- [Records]
######

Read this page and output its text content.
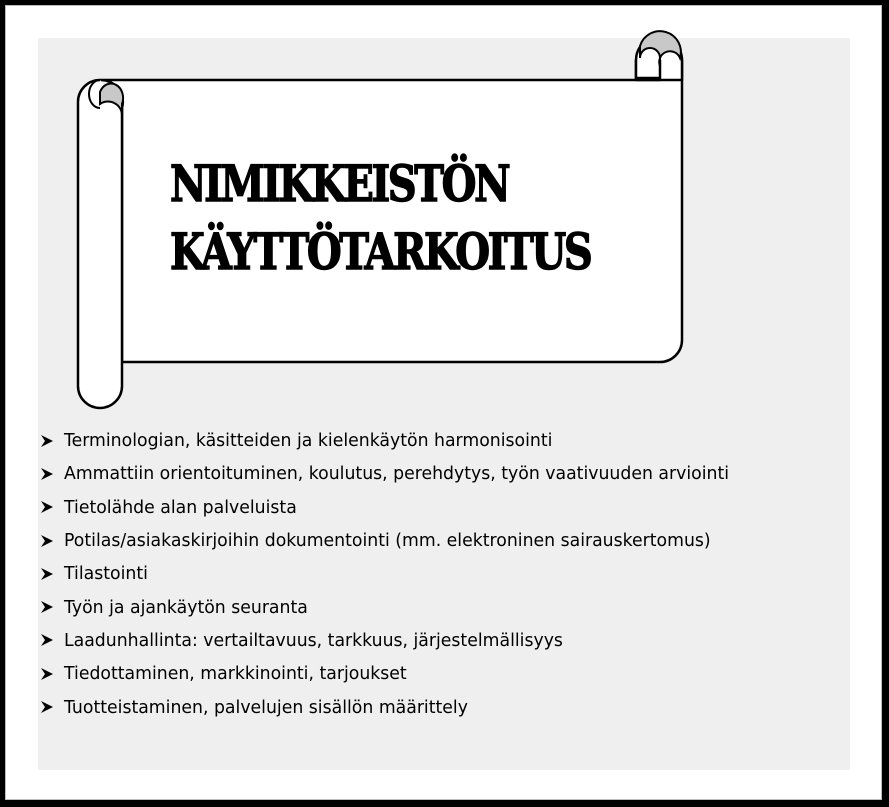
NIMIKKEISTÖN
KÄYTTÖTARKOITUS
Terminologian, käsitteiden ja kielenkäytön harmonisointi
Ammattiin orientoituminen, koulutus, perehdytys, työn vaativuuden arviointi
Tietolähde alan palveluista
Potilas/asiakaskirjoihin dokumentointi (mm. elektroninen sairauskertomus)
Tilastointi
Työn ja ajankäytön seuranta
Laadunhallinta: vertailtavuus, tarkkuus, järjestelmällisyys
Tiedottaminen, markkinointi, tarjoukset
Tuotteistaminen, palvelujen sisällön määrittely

######

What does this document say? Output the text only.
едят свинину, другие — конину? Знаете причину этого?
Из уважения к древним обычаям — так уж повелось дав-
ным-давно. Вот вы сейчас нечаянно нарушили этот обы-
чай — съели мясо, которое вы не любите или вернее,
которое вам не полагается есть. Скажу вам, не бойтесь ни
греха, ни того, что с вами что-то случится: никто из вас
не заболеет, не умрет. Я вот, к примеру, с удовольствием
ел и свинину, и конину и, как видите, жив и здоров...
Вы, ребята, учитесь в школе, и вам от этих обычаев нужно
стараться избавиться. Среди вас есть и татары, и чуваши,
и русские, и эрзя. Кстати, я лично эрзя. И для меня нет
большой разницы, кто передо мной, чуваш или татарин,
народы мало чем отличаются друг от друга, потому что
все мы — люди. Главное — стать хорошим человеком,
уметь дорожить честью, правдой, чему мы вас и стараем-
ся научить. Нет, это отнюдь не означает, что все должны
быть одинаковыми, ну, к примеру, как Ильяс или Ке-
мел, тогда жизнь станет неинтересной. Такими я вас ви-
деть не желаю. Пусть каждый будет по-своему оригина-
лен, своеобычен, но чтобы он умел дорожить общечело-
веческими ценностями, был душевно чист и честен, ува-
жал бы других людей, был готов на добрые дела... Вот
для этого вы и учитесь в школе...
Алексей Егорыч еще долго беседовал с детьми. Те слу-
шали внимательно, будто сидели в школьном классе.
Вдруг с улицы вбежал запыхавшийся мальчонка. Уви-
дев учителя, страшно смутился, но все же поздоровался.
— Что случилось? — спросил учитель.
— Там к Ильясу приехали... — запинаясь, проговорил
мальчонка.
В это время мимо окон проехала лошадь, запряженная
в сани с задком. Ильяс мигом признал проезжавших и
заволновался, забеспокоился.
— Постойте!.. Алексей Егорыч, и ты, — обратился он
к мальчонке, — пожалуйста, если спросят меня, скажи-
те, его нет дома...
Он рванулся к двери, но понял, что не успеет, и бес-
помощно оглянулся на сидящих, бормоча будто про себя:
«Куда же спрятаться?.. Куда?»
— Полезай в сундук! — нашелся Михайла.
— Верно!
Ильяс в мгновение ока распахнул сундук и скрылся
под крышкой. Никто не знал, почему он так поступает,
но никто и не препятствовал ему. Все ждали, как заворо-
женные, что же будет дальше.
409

######

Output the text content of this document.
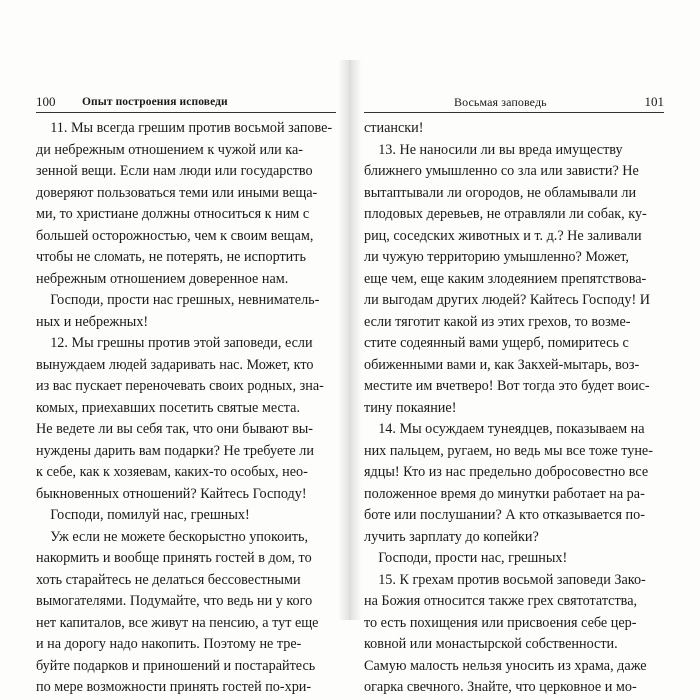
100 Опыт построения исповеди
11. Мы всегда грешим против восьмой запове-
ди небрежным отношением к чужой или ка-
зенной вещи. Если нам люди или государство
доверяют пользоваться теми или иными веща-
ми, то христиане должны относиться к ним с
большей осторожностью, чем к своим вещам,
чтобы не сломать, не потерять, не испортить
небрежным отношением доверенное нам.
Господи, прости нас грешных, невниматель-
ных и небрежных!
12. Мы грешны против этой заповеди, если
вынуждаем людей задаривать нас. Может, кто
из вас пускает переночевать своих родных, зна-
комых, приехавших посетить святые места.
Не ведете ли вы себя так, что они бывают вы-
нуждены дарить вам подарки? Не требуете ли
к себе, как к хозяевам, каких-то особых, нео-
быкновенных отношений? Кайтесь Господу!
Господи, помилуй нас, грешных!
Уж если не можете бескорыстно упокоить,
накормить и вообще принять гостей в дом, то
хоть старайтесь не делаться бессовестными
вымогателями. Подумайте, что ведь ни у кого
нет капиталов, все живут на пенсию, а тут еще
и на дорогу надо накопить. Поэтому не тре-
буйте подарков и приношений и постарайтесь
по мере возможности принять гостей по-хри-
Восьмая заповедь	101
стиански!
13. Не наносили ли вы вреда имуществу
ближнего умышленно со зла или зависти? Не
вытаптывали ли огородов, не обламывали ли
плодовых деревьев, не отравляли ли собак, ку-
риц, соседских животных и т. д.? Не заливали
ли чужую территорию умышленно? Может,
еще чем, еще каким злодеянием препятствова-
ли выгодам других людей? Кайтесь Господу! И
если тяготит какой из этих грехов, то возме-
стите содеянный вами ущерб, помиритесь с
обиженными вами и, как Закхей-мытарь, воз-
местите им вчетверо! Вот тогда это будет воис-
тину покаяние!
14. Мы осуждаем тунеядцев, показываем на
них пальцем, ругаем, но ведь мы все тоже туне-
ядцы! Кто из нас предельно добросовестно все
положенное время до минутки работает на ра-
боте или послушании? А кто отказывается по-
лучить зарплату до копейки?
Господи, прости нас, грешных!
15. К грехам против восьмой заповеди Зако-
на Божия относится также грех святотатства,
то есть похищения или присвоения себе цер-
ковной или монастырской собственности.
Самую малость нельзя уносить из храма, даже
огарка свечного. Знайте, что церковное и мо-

######

- [Instructions for the task]
Filter the data, keeping only the lines that contain "примеру".

- [Solution to this problem]
не заболеет, не умрет. Я вот, к примеру, с удовольствием
быть одинаковыми, ну, к примеру, как Ильяс или Ке-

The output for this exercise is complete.